**Challenge**
Word for word, restate every line of the material.

**Supplied information**

+--

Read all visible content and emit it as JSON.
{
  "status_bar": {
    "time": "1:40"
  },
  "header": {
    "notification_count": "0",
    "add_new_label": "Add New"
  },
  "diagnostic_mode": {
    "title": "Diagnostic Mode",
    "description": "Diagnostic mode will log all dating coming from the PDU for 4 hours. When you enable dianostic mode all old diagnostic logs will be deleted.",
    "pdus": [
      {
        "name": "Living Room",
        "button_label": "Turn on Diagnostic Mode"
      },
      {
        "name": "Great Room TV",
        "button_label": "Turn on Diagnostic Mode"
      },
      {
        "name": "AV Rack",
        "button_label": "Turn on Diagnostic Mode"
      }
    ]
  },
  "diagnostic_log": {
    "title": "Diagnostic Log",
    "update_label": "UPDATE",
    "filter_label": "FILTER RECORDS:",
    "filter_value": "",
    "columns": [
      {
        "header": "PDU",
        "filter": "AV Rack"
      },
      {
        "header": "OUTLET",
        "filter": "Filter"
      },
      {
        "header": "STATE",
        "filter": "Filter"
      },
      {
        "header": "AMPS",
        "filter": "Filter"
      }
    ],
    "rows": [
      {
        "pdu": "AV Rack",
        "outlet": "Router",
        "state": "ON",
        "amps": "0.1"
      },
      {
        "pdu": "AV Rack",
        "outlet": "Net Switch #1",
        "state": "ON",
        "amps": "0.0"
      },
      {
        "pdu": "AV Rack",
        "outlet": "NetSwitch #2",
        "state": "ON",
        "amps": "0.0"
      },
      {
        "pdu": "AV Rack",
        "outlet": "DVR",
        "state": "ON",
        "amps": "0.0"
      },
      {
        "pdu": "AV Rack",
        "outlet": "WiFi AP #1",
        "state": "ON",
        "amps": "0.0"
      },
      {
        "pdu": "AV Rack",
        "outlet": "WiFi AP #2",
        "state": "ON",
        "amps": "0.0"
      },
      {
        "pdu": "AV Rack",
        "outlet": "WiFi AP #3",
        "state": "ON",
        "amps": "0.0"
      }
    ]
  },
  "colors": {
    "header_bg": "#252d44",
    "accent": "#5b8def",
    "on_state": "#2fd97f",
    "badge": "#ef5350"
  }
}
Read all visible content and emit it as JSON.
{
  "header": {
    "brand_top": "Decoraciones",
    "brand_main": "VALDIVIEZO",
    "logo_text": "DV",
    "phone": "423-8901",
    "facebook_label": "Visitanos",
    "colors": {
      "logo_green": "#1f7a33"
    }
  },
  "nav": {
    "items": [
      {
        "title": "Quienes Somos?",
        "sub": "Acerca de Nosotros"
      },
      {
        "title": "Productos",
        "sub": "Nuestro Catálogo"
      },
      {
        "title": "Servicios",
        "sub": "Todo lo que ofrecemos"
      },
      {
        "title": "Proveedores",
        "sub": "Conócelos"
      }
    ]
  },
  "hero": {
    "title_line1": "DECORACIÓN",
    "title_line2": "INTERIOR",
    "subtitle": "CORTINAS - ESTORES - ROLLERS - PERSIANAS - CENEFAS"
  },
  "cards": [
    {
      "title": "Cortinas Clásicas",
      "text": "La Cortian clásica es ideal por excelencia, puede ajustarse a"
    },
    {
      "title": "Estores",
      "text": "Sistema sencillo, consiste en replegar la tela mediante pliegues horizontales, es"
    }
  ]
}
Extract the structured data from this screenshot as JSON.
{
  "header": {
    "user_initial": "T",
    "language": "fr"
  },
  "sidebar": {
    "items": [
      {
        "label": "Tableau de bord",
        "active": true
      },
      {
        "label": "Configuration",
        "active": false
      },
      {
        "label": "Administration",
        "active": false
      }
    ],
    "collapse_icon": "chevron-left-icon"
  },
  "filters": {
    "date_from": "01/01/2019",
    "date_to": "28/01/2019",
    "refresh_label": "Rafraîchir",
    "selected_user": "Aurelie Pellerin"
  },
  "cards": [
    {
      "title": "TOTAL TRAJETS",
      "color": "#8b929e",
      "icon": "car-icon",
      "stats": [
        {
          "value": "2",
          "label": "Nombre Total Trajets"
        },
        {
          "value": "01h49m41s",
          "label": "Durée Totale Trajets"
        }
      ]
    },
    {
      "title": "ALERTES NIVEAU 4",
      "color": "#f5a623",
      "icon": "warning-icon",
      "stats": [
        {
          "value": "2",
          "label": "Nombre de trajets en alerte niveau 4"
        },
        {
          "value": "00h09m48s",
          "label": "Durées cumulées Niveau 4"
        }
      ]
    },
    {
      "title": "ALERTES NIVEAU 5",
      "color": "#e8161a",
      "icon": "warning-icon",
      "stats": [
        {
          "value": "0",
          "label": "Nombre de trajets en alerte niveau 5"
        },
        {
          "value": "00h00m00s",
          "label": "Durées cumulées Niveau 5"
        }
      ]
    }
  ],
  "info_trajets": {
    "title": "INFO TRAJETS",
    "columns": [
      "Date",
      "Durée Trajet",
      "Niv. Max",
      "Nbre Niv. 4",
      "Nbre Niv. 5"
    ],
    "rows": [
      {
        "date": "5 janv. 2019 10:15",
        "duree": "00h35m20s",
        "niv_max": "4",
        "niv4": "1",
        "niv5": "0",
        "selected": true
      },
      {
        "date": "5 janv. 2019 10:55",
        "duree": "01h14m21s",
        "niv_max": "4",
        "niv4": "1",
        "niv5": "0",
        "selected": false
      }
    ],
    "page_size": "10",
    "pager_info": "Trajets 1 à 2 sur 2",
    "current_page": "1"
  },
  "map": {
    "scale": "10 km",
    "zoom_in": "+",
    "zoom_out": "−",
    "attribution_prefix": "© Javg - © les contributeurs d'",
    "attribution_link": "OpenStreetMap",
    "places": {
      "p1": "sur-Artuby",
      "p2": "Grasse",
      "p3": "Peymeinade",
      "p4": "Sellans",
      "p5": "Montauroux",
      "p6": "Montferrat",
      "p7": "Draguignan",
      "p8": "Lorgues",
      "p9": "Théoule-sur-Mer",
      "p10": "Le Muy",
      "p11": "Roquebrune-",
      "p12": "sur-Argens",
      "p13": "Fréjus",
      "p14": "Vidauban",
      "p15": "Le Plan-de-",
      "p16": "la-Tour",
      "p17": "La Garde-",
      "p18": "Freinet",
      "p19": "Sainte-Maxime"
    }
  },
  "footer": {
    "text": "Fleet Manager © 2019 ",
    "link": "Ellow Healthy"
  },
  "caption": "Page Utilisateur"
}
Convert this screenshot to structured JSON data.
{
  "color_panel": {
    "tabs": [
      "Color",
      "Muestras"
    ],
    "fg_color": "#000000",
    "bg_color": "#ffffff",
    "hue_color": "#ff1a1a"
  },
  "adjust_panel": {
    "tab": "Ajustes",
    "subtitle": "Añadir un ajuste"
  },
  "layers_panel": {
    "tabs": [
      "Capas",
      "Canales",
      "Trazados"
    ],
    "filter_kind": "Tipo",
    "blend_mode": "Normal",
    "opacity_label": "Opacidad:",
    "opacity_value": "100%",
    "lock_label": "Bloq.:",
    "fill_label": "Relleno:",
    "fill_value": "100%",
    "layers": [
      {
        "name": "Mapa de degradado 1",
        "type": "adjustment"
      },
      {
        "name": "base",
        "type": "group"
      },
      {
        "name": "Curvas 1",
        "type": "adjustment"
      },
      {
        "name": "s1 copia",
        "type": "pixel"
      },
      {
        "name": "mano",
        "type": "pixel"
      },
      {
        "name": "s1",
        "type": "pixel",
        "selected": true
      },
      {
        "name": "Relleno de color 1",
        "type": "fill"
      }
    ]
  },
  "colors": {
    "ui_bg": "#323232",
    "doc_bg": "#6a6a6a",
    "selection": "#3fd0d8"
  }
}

+--

**Answer to the problem**
Read all visible content and emit it as JSON.
{
  "status_bar": {
    "time": "1:40"
  },
  "header": {
    "notification_count": "0",
    "add_new_label": "Add New"
  },
  "diagnostic_mode": {
    "title": "Diagnostic Mode",
    "description": "Diagnostic mode will log all dating coming from the PDU for 4 hours. When you enable dianostic mode all old diagnostic logs will be deleted.",
    "pdus": [
      {
        "name": "Living Room",
        "button_label": "Turn on Diagnostic Mode"
      },
      {
        "name": "Great Room TV",
        "button_label": "Turn on Diagnostic Mode"
      },
      {
        "name": "AV Rack",
        "button_label": "Turn on Diagnostic Mode"
      }
    ]
  },
  "diagnostic_log": {
    "title": "Diagnostic Log",
    "update_label": "UPDATE",
    "filter_label": "FILTER RECORDS:",
    "filter_value": "",
    "columns": [
      {
        "header": "PDU",
        "filter": "AV Rack"
      },
      {
        "header": "OUTLET",
        "filter": "Filter"
      },
      {
        "header": "STATE",
        "filter": "Filter"
      },
      {
        "header": "AMPS",
        "filter": "Filter"
      }
    ],
    "rows": [
      {
        "pdu": "AV Rack",
        "outlet": "Router",
        "state": "ON",
        "amps": "0.1"
      },
      {
        "pdu": "AV Rack",
        "outlet": "Net Switch #1",
        "state": "ON",
        "amps": "0.0"
      },
      {
        "pdu": "AV Rack",
        "outlet": "NetSwitch #2",
        "state": "ON",
        "amps": "0.0"
      },
      {
        "pdu": "AV Rack",
        "outlet": "DVR",
        "state": "ON",
        "amps": "0.0"
      },
      {
        "pdu": "AV Rack",
        "outlet": "WiFi AP #1",
        "state": "ON",
        "amps": "0.0"
      },
      {
        "pdu": "AV Rack",
        "outlet": "WiFi AP #2",
        "state": "ON",
        "amps": "0.0"
      },
      {
        "pdu": "AV Rack",
        "outlet": "WiFi AP #3",
        "state": "ON",
        "amps": "0.0"
      }
    ]
  },
  "colors": {
    "header_bg": "#252d44",
    "accent": "#5b8def",
    "on_state": "#2fd97f",
    "badge": "#ef5350"
  }
}
Read all visible content and emit it as JSON.
{
  "header": {
    "brand_top": "Decoraciones",
    "brand_main": "VALDIVIEZO",
    "logo_text": "DV",
    "phone": "423-8901",
    "facebook_label": "Visitanos",
    "colors": {
      "logo_green": "#1f7a33"
    }
  },
  "nav": {
    "items": [
      {
        "title": "Quienes Somos?",
        "sub": "Acerca de Nosotros"
      },
      {
        "title": "Productos",
        "sub": "Nuestro Catálogo"
      },
      {
        "title": "Servicios",
        "sub": "Todo lo que ofrecemos"
      },
      {
        "title": "Proveedores",
        "sub": "Conócelos"
      }
    ]
  },
  "hero": {
    "title_line1": "DECORACIÓN",
    "title_line2": "INTERIOR",
    "subtitle": "CORTINAS - ESTORES - ROLLERS - PERSIANAS - CENEFAS"
  },
  "cards": [
    {
      "title": "Cortinas Clásicas",
      "text": "La Cortian clásica es ideal por excelencia, puede ajustarse a"
    },
    {
      "title": "Estores",
      "text": "Sistema sencillo, consiste en replegar la tela mediante pliegues horizontales, es"
    }
  ]
}
Extract the structured data from this screenshot as JSON.
{
  "header": {
    "user_initial": "T",
    "language": "fr"
  },
  "sidebar": {
    "items": [
      {
        "label": "Tableau de bord",
        "active": true
      },
      {
        "label": "Configuration",
        "active": false
      },
      {
        "label": "Administration",
        "active": false
      }
    ],
    "collapse_icon": "chevron-left-icon"
  },
  "filters": {
    "date_from": "01/01/2019",
    "date_to": "28/01/2019",
    "refresh_label": "Rafraîchir",
    "selected_user": "Aurelie Pellerin"
  },
  "cards": [
    {
      "title": "TOTAL TRAJETS",
      "color": "#8b929e",
      "icon": "car-icon",
      "stats": [
        {
          "value": "2",
          "label": "Nombre Total Trajets"
        },
        {
          "value": "01h49m41s",
          "label": "Durée Totale Trajets"
        }
      ]
    },
    {
      "title": "ALERTES NIVEAU 4",
      "color": "#f5a623",
      "icon": "warning-icon",
      "stats": [
        {
          "value": "2",
          "label": "Nombre de trajets en alerte niveau 4"
        },
        {
          "value": "00h09m48s",
          "label": "Durées cumulées Niveau 4"
        }
      ]
    },
    {
      "title": "ALERTES NIVEAU 5",
      "color": "#e8161a",
      "icon": "warning-icon",
      "stats": [
        {
          "value": "0",
          "label": "Nombre de trajets en alerte niveau 5"
        },
        {
          "value": "00h00m00s",
          "label": "Durées cumulées Niveau 5"
        }
      ]
    }
  ],
  "info_trajets": {
    "title": "INFO TRAJETS",
    "columns": [
      "Date",
      "Durée Trajet",
      "Niv. Max",
      "Nbre Niv. 4",
      "Nbre Niv. 5"
    ],
    "rows": [
      {
        "date": "5 janv. 2019 10:15",
        "duree": "00h35m20s",
        "niv_max": "4",
        "niv4": "1",
        "niv5": "0",
        "selected": true
      },
      {
        "date": "5 janv. 2019 10:55",
        "duree": "01h14m21s",
        "niv_max": "4",
        "niv4": "1",
        "niv5": "0",
        "selected": false
      }
    ],
    "page_size": "10",
    "pager_info": "Trajets 1 à 2 sur 2",
    "current_page": "1"
  },
  "map": {
    "scale": "10 km",
    "zoom_in": "+",
    "zoom_out": "−",
    "attribution_prefix": "© Javg - © les contributeurs d'",
    "attribution_link": "OpenStreetMap",
    "places": {
      "p1": "sur-Artuby",
      "p2": "Grasse",
      "p3": "Peymeinade",
      "p4": "Sellans",
      "p5": "Montauroux",
      "p6": "Montferrat",
      "p7": "Draguignan",
      "p8": "Lorgues",
      "p9": "Théoule-sur-Mer",
      "p10": "Le Muy",
      "p11": "Roquebrune-",
      "p12": "sur-Argens",
      "p13": "Fréjus",
      "p14": "Vidauban",
      "p15": "Le Plan-de-",
      "p16": "la-Tour",
      "p17": "La Garde-",
      "p18": "Freinet",
      "p19": "Sainte-Maxime"
    }
  },
  "footer": {
    "text": "Fleet Manager © 2019 ",
    "link": "Ellow Healthy"
  },
  "caption": "Page Utilisateur"
}
Convert this screenshot to structured JSON data.
{
  "color_panel": {
    "tabs": [
      "Color",
      "Muestras"
    ],
    "fg_color": "#000000",
    "bg_color": "#ffffff",
    "hue_color": "#ff1a1a"
  },
  "adjust_panel": {
    "tab": "Ajustes",
    "subtitle": "Añadir un ajuste"
  },
  "layers_panel": {
    "tabs": [
      "Capas",
      "Canales",
      "Trazados"
    ],
    "filter_kind": "Tipo",
    "blend_mode": "Normal",
    "opacity_label": "Opacidad:",
    "opacity_value": "100%",
    "lock_label": "Bloq.:",
    "fill_label": "Relleno:",
    "fill_value": "100%",
    "layers": [
      {
        "name": "Mapa de degradado 1",
        "type": "adjustment"
      },
      {
        "name": "base",
        "type": "group"
      },
      {
        "name": "Curvas 1",
        "type": "adjustment"
      },
      {
        "name": "s1 copia",
        "type": "pixel"
      },
      {
        "name": "mano",
        "type": "pixel"
      },
      {
        "name": "s1",
        "type": "pixel",
        "selected": true
      },
      {
        "name": "Relleno de color 1",
        "type": "fill"
      }
    ]
  },
  "colors": {
    "ui_bg": "#323232",
    "doc_bg": "#6a6a6a",
    "selection": "#3fd0d8"
  }
}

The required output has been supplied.